A relation schema R(A1, A2, ..., An) is defined over attributes A1, A2, ..., An, where each attribute has a domain.

CUSTOMER(Cust-id, Cust-name, Address, Phone#)
-- Cust-id domain: 6-digit numbers
-- Cust-name domain: strings of 25 chars
                        

2. Relational Model Concepts

Informal Term	Formal Term	Description
Table	Relation	A two-dimensional structure containing data
Column	Attribute / Domain	A named column of a relation
Row	Tuple	A single row of a relation
Values in a column	Domain	Set of allowed values for an attribute
Table Definition	Schema (Intension)	The logical structure of the relation
Populated Table	Extension (Instance)	The actual data in the relation at a point in time

Example: A Tuple

A tuple is an ordered set of values derived from appropriate domains:

<632895, "John Smith", "101 Main St. Atlanta, GA 30332", "(404) 894-2000">
-- This tuple belongs to the CUSTOMER relation
                    

Characteristics of Relations

Ordering of Tuples

Tuples are NOT considered to be ordered. The order in which rows appear doesn't matter - they form a set, not a list.

Stated task =
In the relational model excerpt above, rewrite the paragraph beginning "Tuples are NOT considered" as a short bulleted list that keeps its main facts.

Provided data =
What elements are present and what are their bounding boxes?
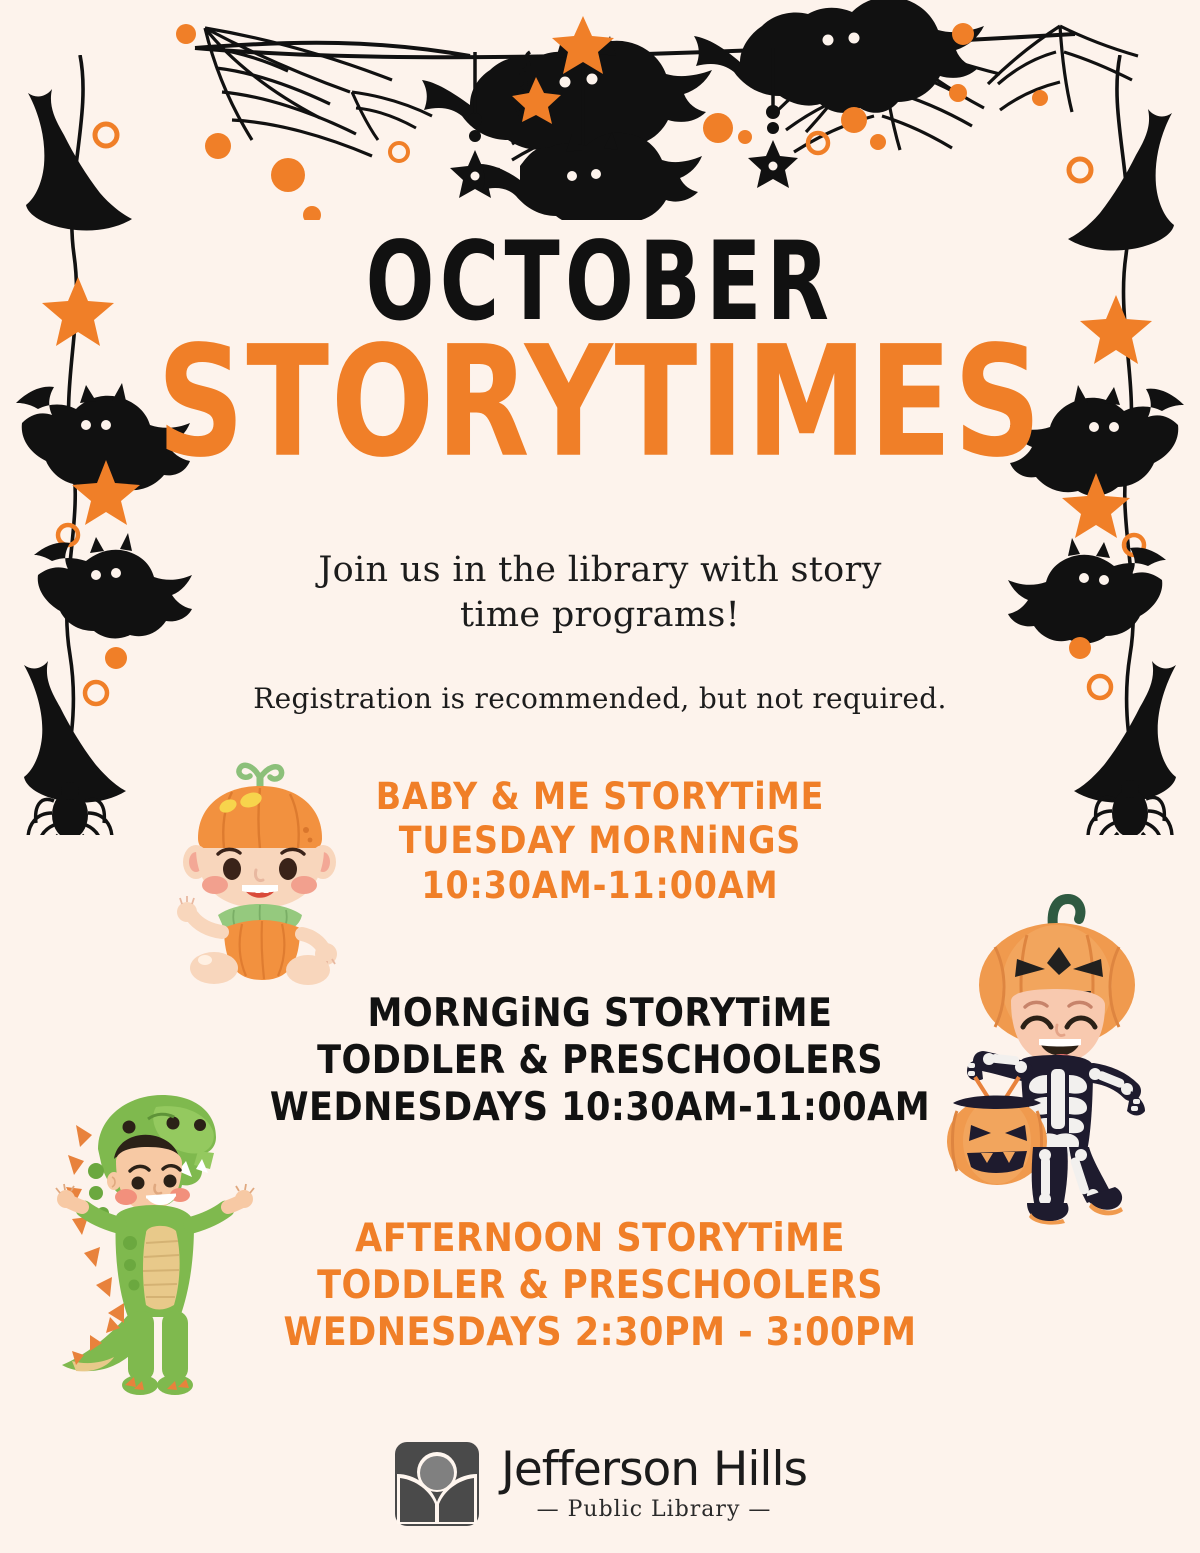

Written response =
- Tuples are not ordered.
- The order in which rows appear is irrelevant.
- Tuples form a set, not a list.